- [What is being asked] In the records below, find each line with the word "color" and copy it.

- [Rows]
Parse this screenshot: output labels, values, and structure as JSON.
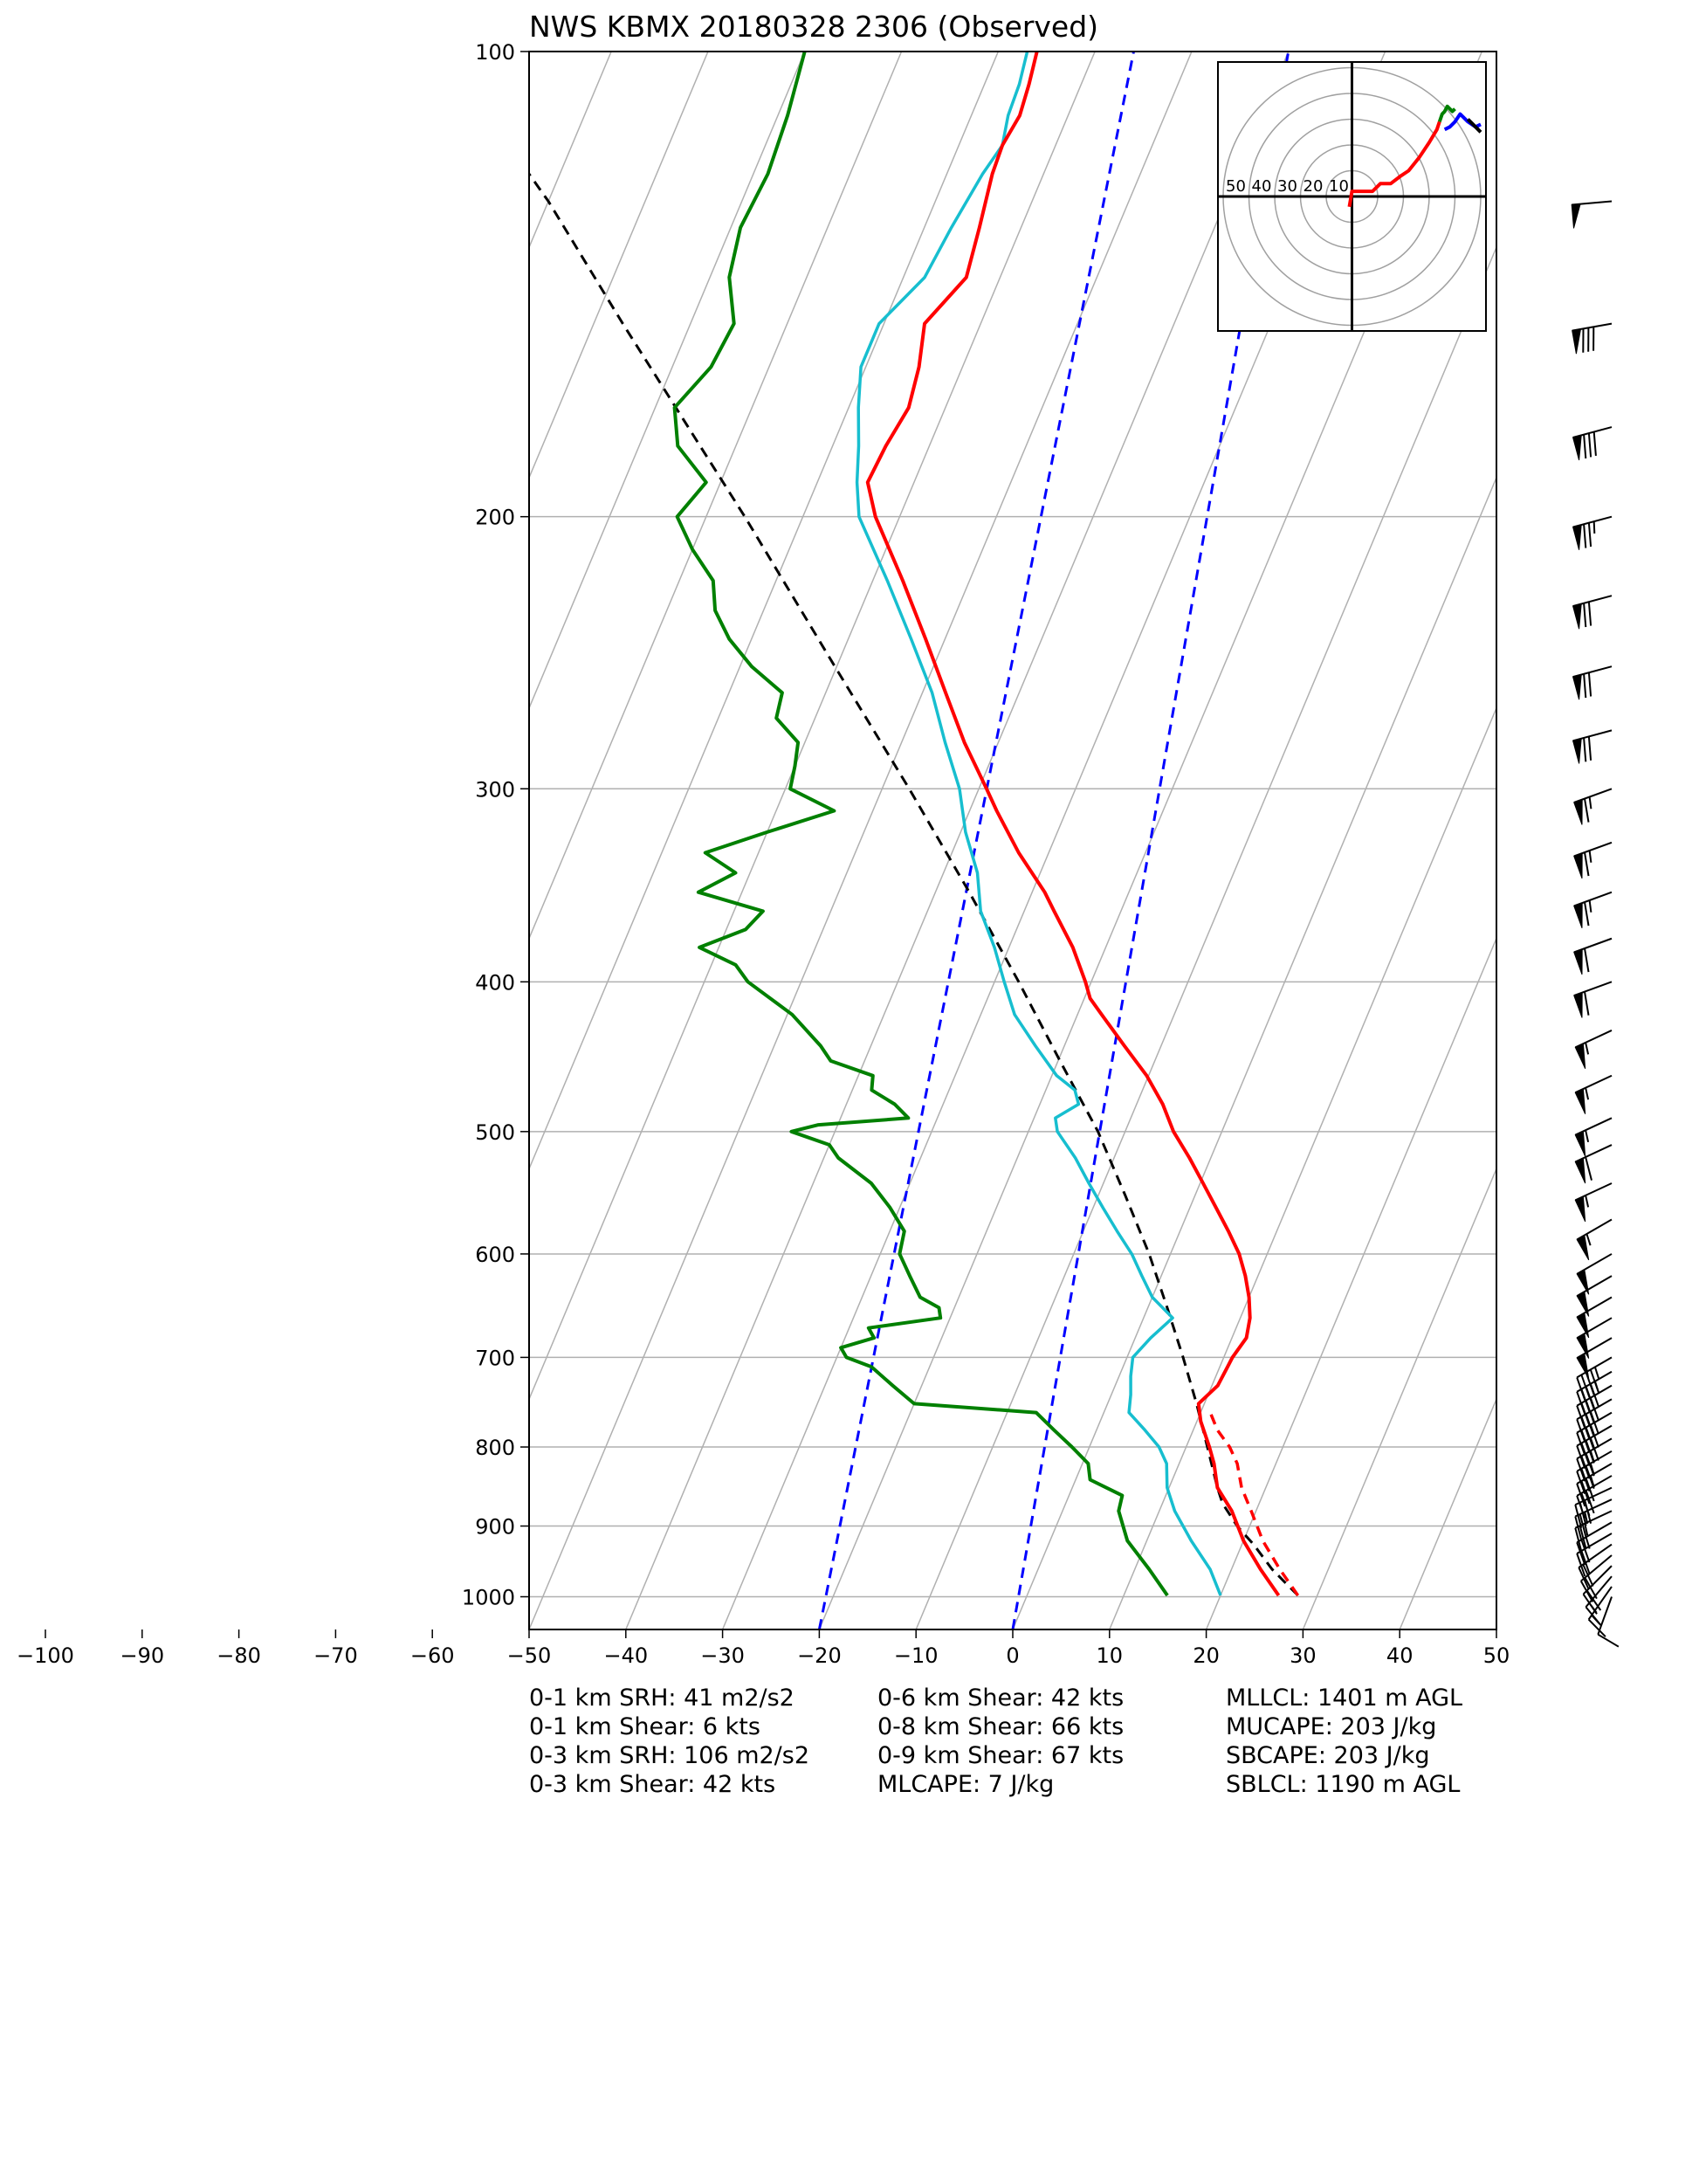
{
  "title": "NWS KBMX 20180328 2306   (Observed)",
  "chart_data": {
    "type": "skew-t",
    "y_axis": {
      "scale": "log",
      "unit": "hPa",
      "range": [
        1050,
        100
      ],
      "ticks": [
        100,
        200,
        300,
        400,
        500,
        600,
        700,
        800,
        900,
        1000
      ]
    },
    "x_axis": {
      "unit": "degC",
      "range": [
        -100,
        50
      ],
      "ticks": [
        -100,
        -90,
        -80,
        -70,
        -60,
        -50,
        -40,
        -30,
        -20,
        -10,
        0,
        10,
        20,
        30,
        40,
        50
      ]
    },
    "isotherm_skew_degC": [
      -150,
      -140,
      -130,
      -120,
      -110,
      -100,
      -90,
      -80,
      -70,
      -60,
      -50,
      -40,
      -30,
      -20,
      -10,
      0,
      10,
      20,
      30,
      40,
      50
    ],
    "temperature": {
      "color": "#ff0000",
      "p": [
        998,
        960,
        920,
        880,
        850,
        820,
        800,
        770,
        750,
        730,
        710,
        700,
        680,
        660,
        640,
        620,
        600,
        580,
        560,
        540,
        520,
        500,
        480,
        460,
        440,
        420,
        410,
        400,
        380,
        360,
        350,
        330,
        310,
        300,
        280,
        260,
        240,
        220,
        200,
        190,
        180,
        170,
        160,
        150,
        140,
        130,
        120,
        115,
        110,
        105,
        100
      ],
      "t": [
        26,
        23,
        20,
        17.5,
        15,
        13.6,
        12.4,
        10.4,
        9.4,
        10.6,
        10.8,
        10.9,
        11.5,
        11,
        10,
        8.7,
        7.1,
        5,
        2.7,
        0.3,
        -2.2,
        -5,
        -7.3,
        -10.2,
        -13.8,
        -17.5,
        -19.4,
        -20.6,
        -23.4,
        -26.9,
        -28.7,
        -33.1,
        -37.2,
        -39.2,
        -43.5,
        -47.6,
        -52,
        -56.9,
        -62.5,
        -64.8,
        -64.5,
        -63.8,
        -64.5,
        -65.8,
        -63.5,
        -64.3,
        -65.3,
        -65.5,
        -65,
        -65.4,
        -66
      ]
    },
    "temperature_parcel_dashed": {
      "color": "#ff0000",
      "p": [
        998,
        960,
        920,
        880,
        850,
        820,
        800,
        780,
        760
      ],
      "t": [
        28,
        25,
        22,
        19.5,
        17.5,
        16,
        14.5,
        12.5,
        11
      ]
    },
    "dewpoint_cyan": {
      "color": "#17becf",
      "p": [
        998,
        960,
        920,
        880,
        850,
        820,
        800,
        780,
        760,
        740,
        720,
        700,
        680,
        660,
        640,
        620,
        600,
        580,
        560,
        540,
        520,
        500,
        490,
        480,
        470,
        460,
        440,
        420,
        400,
        380,
        360,
        340,
        320,
        300,
        280,
        260,
        240,
        220,
        200,
        190,
        180,
        170,
        160,
        150,
        140,
        130,
        120,
        115,
        110,
        105,
        100
      ],
      "t": [
        20,
        17.8,
        14.6,
        11.6,
        9.8,
        8.7,
        7.2,
        5,
        2.6,
        2,
        1.2,
        0.6,
        1.6,
        3,
        0,
        -2,
        -4,
        -6.5,
        -9,
        -11.5,
        -14,
        -17,
        -17.8,
        -16,
        -17,
        -19.5,
        -23,
        -26.5,
        -29,
        -31.5,
        -34.5,
        -36.5,
        -39.5,
        -42,
        -45.5,
        -49,
        -53.5,
        -58.5,
        -64.2,
        -65.9,
        -67.3,
        -69,
        -70.5,
        -70.5,
        -67.8,
        -67.2,
        -66.3,
        -65.5,
        -66.2,
        -66.4,
        -67
      ]
    },
    "dewpoint_green": {
      "color": "#008000",
      "p": [
        998,
        960,
        920,
        880,
        860,
        840,
        820,
        800,
        780,
        760,
        750,
        730,
        710,
        700,
        690,
        680,
        670,
        660,
        650,
        640,
        620,
        600,
        580,
        560,
        540,
        520,
        510,
        500,
        495,
        490,
        480,
        470,
        460,
        450,
        440,
        420,
        400,
        390,
        380,
        370,
        360,
        350,
        340,
        330,
        320,
        310,
        300,
        290,
        280,
        270,
        260,
        250,
        240,
        230,
        220,
        210,
        200,
        190,
        180,
        170,
        160,
        150,
        140,
        130,
        120,
        110,
        100
      ],
      "t": [
        14.5,
        11.5,
        8,
        5.8,
        5.5,
        1.5,
        0.6,
        -1.8,
        -4.4,
        -7,
        -20,
        -23,
        -26,
        -29,
        -30,
        -27,
        -28,
        -21,
        -21.6,
        -24,
        -26,
        -28,
        -28.5,
        -31,
        -34,
        -38.5,
        -40,
        -44.5,
        -42,
        -33,
        -35,
        -38,
        -38.5,
        -43.5,
        -45.2,
        -49.5,
        -55.5,
        -57.5,
        -62,
        -58,
        -57,
        -64.5,
        -61.5,
        -65.5,
        -60,
        -54,
        -59.5,
        -60,
        -60.7,
        -64,
        -64.5,
        -68.8,
        -72.3,
        -75,
        -76.5,
        -80,
        -83,
        -81.5,
        -86,
        -88,
        -86,
        -85.5,
        -88,
        -89,
        -88.5,
        -89,
        -90
      ]
    },
    "parcel_path_black_dashed": {
      "color": "#000000",
      "p": [
        998,
        960,
        925,
        900,
        870,
        850,
        800,
        750,
        700,
        650,
        600,
        550,
        500,
        450,
        400,
        350,
        300,
        250,
        200,
        150,
        125,
        110,
        100
      ],
      "t": [
        28,
        24.2,
        21.2,
        18.7,
        16.2,
        15,
        12.2,
        9.2,
        5.8,
        2,
        -2.2,
        -7.2,
        -12.8,
        -19.8,
        -27.5,
        -36.5,
        -47.2,
        -60.2,
        -76,
        -97,
        -110,
        -120,
        -127
      ]
    },
    "reference_blue_dashed": [
      {
        "color": "#0000ff",
        "p": [
          1050,
          100
        ],
        "t": [
          -20,
          -56
        ]
      },
      {
        "color": "#0000ff",
        "p": [
          1050,
          100
        ],
        "t": [
          0,
          -40
        ]
      }
    ],
    "hodograph": {
      "range_rings_kts": [
        10,
        20,
        30,
        40,
        50
      ],
      "ring_labels": [
        "50",
        "40",
        "30",
        "20",
        "10"
      ],
      "segments": [
        {
          "color": "#ff0000",
          "points": [
            [
              -1,
              -4
            ],
            [
              0,
              2
            ],
            [
              3,
              2
            ],
            [
              8,
              2
            ],
            [
              11,
              5
            ],
            [
              15,
              5
            ],
            [
              19,
              8
            ],
            [
              22,
              10
            ],
            [
              26,
              15
            ],
            [
              30,
              21
            ],
            [
              33,
              26
            ],
            [
              34,
              29
            ]
          ]
        },
        {
          "color": "#008000",
          "points": [
            [
              34,
              29
            ],
            [
              35,
              32
            ],
            [
              36,
              33
            ],
            [
              37,
              35
            ],
            [
              39,
              33
            ],
            [
              40,
              34
            ]
          ]
        },
        {
          "color": "#0000ff",
          "points": [
            [
              36,
              26
            ],
            [
              38,
              27
            ],
            [
              40,
              29
            ],
            [
              42,
              32
            ],
            [
              45,
              29
            ],
            [
              48,
              27
            ],
            [
              50,
              28
            ]
          ]
        },
        {
          "color": "#000000",
          "points": [
            [
              45,
              30
            ],
            [
              47,
              28
            ],
            [
              49,
              26
            ],
            [
              50,
              25
            ]
          ]
        }
      ]
    },
    "wind_barbs": {
      "p": [
        1000,
        985,
        970,
        955,
        940,
        925,
        910,
        895,
        880,
        865,
        850,
        835,
        820,
        805,
        790,
        775,
        760,
        745,
        730,
        715,
        700,
        680,
        660,
        640,
        620,
        600,
        570,
        540,
        510,
        490,
        460,
        430,
        400,
        375,
        350,
        325,
        300,
        275,
        250,
        225,
        200,
        175,
        150,
        125
      ],
      "direction_deg": [
        200,
        215,
        220,
        225,
        230,
        235,
        240,
        240,
        245,
        245,
        245,
        240,
        240,
        240,
        240,
        240,
        240,
        240,
        240,
        240,
        240,
        240,
        240,
        240,
        240,
        240,
        240,
        245,
        245,
        245,
        245,
        245,
        250,
        250,
        250,
        250,
        250,
        255,
        255,
        255,
        255,
        255,
        260,
        265
      ],
      "speed_kts": [
        10,
        15,
        15,
        20,
        20,
        20,
        20,
        25,
        25,
        25,
        30,
        30,
        35,
        35,
        35,
        40,
        40,
        40,
        40,
        45,
        45,
        50,
        50,
        50,
        50,
        50,
        55,
        55,
        60,
        55,
        55,
        55,
        60,
        60,
        65,
        65,
        65,
        70,
        70,
        70,
        75,
        80,
        80,
        50
      ]
    }
  },
  "stats": {
    "col1": [
      "0-1 km SRH: 41 m2/s2",
      "0-1 km Shear: 6 kts",
      "0-3 km SRH: 106 m2/s2",
      "0-3 km Shear: 42 kts"
    ],
    "col2": [
      "0-6 km Shear: 42 kts",
      "0-8 km Shear: 66 kts",
      "0-9 km Shear: 67 kts",
      "MLCAPE: 7 J/kg"
    ],
    "col3": [
      "MLLCL: 1401 m AGL",
      "MUCAPE: 203 J/kg",
      "SBCAPE: 203 J/kg",
      "SBLCL: 1190 m AGL"
    ]
  }
}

- [Result below]
      "color": "#ff0000",
      "color": "#ff0000",
      "color": "#17becf",
      "color": "#008000",
      "color": "#000000",
        "color": "#0000ff",
        "color": "#0000ff",
          "color": "#ff0000",
          "color": "#008000",
          "color": "#0000ff",
          "color": "#000000",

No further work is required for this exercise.